## Problem to work on
Count the lines below that contain the word "MENSILI", and reply with only that number.

■ ■ ■ ■

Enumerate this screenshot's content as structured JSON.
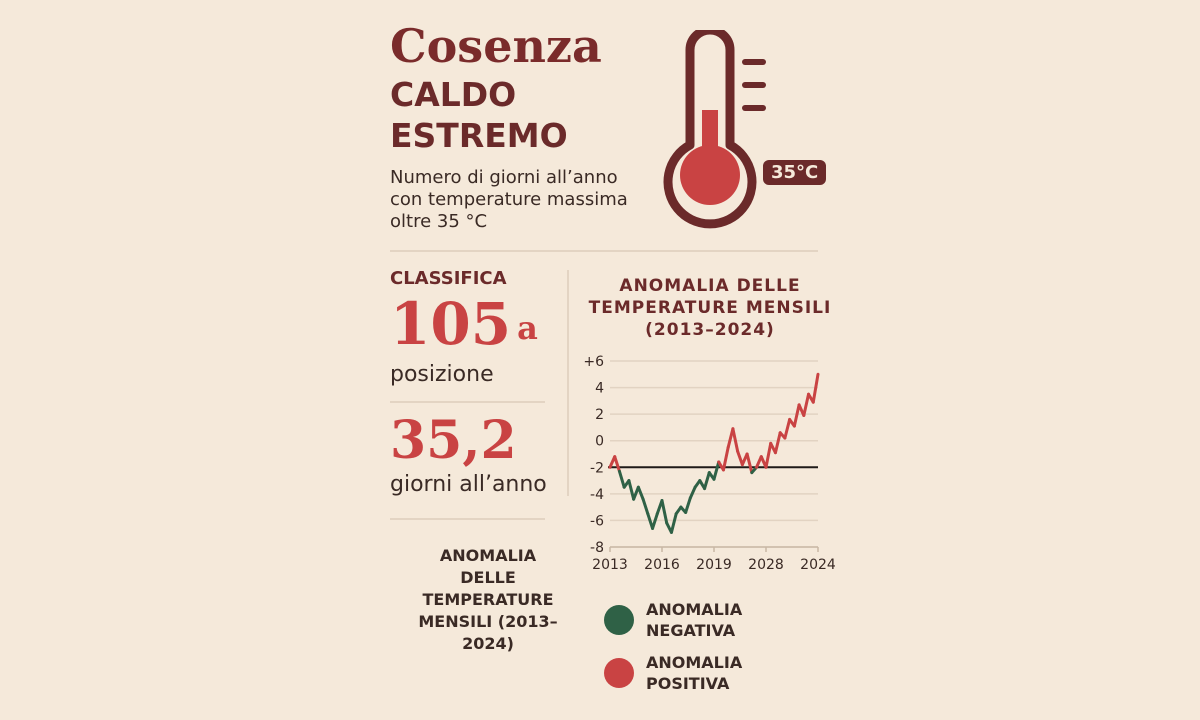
{
  "header": {
    "title": "Cosenza",
    "subtitle_line1": "CALDO",
    "subtitle_line2": "ESTREMO",
    "description": "Numero di giorni all’anno con temperature massima oltre 35 °C"
  },
  "thermometer": {
    "badge": "35°C",
    "colors": {
      "outline": "#6b2a2a",
      "fill": "#c94343"
    }
  },
  "ranking": {
    "label": "CLASSIFICA",
    "value": "105",
    "suffix": "a",
    "unit": "posizione"
  },
  "days": {
    "value": "35,2",
    "unit": "giorni all’anno"
  },
  "side_label": "ANOMALIA DELLE TEMPERATURE MENSILI (2013–2024)",
  "legend": [
    {
      "label": "ANOMALIA NEGATIVA",
      "color": "#2f6146"
    },
    {
      "label": "ANOMALIA POSITIVA",
      "color": "#c94343"
    }
  ],
  "chart_data": {
    "type": "line",
    "title": "ANOMALIA DELLE TEMPERATURE MENSILI (2013–2024)",
    "xlabel": "",
    "ylabel": "",
    "ylim": [
      -8,
      6
    ],
    "y_ticks": [
      "-8",
      "-6",
      "-4",
      "-2",
      "0",
      "2",
      "4",
      "+6"
    ],
    "x_ticks": [
      "2013",
      "2016",
      "2019",
      "2028",
      "2024"
    ],
    "reference_line": -2,
    "grid": true,
    "series": [
      {
        "values": [
          -2,
          -1.2,
          -2.3,
          -3.5,
          -3.0,
          -4.4,
          -3.5,
          -4.4,
          -5.5,
          -6.6,
          -5.5,
          -4.5,
          -6.2,
          -6.9,
          -5.5,
          -5.0,
          -5.4,
          -4.3,
          -3.5,
          -3.0,
          -3.6,
          -2.4,
          -2.9,
          -1.6,
          -2.2,
          -0.5,
          0.9,
          -0.8,
          -1.8,
          -1.0,
          -2.4,
          -2.0,
          -1.2,
          -2.0,
          -0.2,
          -0.9,
          0.6,
          0.2,
          1.6,
          1.1,
          2.7,
          1.9,
          3.5,
          2.9,
          5.0
        ],
        "colors_by_sign": {
          "below_reference": "#2f6146",
          "above_reference": "#c94343"
        }
      }
    ]
  }
}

■ ■ ■ ■

## Finished answer
2